Brief: Each entry below is to be printed verbatim.

** Start of Working data **

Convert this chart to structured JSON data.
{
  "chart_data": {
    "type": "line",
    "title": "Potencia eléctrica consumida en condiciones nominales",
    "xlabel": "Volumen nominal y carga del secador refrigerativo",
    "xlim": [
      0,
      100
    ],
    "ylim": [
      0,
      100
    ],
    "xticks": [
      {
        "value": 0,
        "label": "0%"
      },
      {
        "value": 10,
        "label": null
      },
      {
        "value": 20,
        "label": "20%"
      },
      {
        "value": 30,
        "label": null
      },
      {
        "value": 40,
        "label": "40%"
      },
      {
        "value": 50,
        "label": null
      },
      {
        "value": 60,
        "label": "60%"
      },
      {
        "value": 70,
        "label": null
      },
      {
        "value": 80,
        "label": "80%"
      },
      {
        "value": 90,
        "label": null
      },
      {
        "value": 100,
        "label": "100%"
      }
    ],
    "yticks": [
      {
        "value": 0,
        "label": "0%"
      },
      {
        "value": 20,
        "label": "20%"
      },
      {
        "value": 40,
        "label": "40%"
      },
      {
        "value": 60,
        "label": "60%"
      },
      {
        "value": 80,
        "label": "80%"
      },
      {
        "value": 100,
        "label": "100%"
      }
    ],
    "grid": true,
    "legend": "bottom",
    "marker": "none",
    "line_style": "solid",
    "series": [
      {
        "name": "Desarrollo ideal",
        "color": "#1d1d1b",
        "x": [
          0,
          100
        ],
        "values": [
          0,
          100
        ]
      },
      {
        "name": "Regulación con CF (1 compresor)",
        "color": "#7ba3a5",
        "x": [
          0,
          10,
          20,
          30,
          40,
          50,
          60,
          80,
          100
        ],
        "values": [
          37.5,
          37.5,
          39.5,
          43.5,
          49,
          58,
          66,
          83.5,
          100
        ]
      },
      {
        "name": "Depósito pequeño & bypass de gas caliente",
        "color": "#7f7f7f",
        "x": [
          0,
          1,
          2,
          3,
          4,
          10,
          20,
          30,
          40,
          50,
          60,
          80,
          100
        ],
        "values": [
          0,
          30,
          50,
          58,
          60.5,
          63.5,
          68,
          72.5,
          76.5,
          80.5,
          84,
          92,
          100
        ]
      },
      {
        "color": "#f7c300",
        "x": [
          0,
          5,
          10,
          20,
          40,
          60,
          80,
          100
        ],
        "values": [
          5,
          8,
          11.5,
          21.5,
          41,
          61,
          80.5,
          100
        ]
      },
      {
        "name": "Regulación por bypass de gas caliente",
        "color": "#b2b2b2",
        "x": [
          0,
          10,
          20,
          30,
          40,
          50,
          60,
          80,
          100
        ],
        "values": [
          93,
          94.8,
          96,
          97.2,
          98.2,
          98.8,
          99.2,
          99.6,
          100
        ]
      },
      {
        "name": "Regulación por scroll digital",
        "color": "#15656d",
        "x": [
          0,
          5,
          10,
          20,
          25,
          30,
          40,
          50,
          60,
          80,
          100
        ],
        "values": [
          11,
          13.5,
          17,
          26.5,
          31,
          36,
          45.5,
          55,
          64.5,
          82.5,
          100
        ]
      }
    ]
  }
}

** End of Working data **

Response:
Convert this chart to structured JSON data.
{
  "chart_data": {
    "type": "line",
    "title": "Potencia eléctrica consumida en condiciones nominales",
    "xlabel": "Volumen nominal y carga del secador refrigerativo",
    "xlim": [
      0,
      100
    ],
    "ylim": [
      0,
      100
    ],
    "xticks": [
      {
        "value": 0,
        "label": "0%"
      },
      {
        "value": 10,
        "label": null
      },
      {
        "value": 20,
        "label": "20%"
      },
      {
        "value": 30,
        "label": null
      },
      {
        "value": 40,
        "label": "40%"
      },
      {
        "value": 50,
        "label": null
      },
      {
        "value": 60,
        "label": "60%"
      },
      {
        "value": 70,
        "label": null
      },
      {
        "value": 80,
        "label": "80%"
      },
      {
        "value": 90,
        "label": null
      },
      {
        "value": 100,
        "label": "100%"
      }
    ],
    "yticks": [
      {
        "value": 0,
        "label": "0%"
      },
      {
        "value": 20,
        "label": "20%"
      },
      {
        "value": 40,
        "label": "40%"
      },
      {
        "value": 60,
        "label": "60%"
      },
      {
        "value": 80,
        "label": "80%"
      },
      {
        "value": 100,
        "label": "100%"
      }
    ],
    "grid": true,
    "legend": "bottom",
    "marker": "none",
    "line_style": "solid",
    "series": [
      {
        "name": "Desarrollo ideal",
        "color": "#1d1d1b",
        "x": [
          0,
          100
        ],
        "values": [
          0,
          100
        ]
      },
      {
        "name": "Regulación con CF (1 compresor)",
        "color": "#7ba3a5",
        "x": [
          0,
          10,
          20,
          30,
          40,
          50,
          60,
          80,
          100
        ],
        "values": [
          37.5,
          37.5,
          39.5,
          43.5,
          49,
          58,
          66,
          83.5,
          100
        ]
      },
      {
        "name": "Depósito pequeño & bypass de gas caliente",
        "color": "#7f7f7f",
        "x": [
          0,
          1,
          2,
          3,
          4,
          10,
          20,
          30,
          40,
          50,
          60,
          80,
          100
        ],
        "values": [
          0,
          30,
          50,
          58,
          60.5,
          63.5,
          68,
          72.5,
          76.5,
          80.5,
          84,
          92,
          100
        ]
      },
      {
        "color": "#f7c300",
        "x": [
          0,
          5,
          10,
          20,
          40,
          60,
          80,
          100
        ],
        "values": [
          5,
          8,
          11.5,
          21.5,
          41,
          61,
          80.5,
          100
        ]
      },
      {
        "name": "Regulación por bypass de gas caliente",
        "color": "#b2b2b2",
        "x": [
          0,
          10,
          20,
          30,
          40,
          50,
          60,
          80,
          100
        ],
        "values": [
          93,
          94.8,
          96,
          97.2,
          98.2,
          98.8,
          99.2,
          99.6,
          100
        ]
      },
      {
        "name": "Regulación por scroll digital",
        "color": "#15656d",
        "x": [
          0,
          5,
          10,
          20,
          25,
          30,
          40,
          50,
          60,
          80,
          100
        ],
        "values": [
          11,
          13.5,
          17,
          26.5,
          31,
          36,
          45.5,
          55,
          64.5,
          82.5,
          100
        ]
      }
    ]
  }
}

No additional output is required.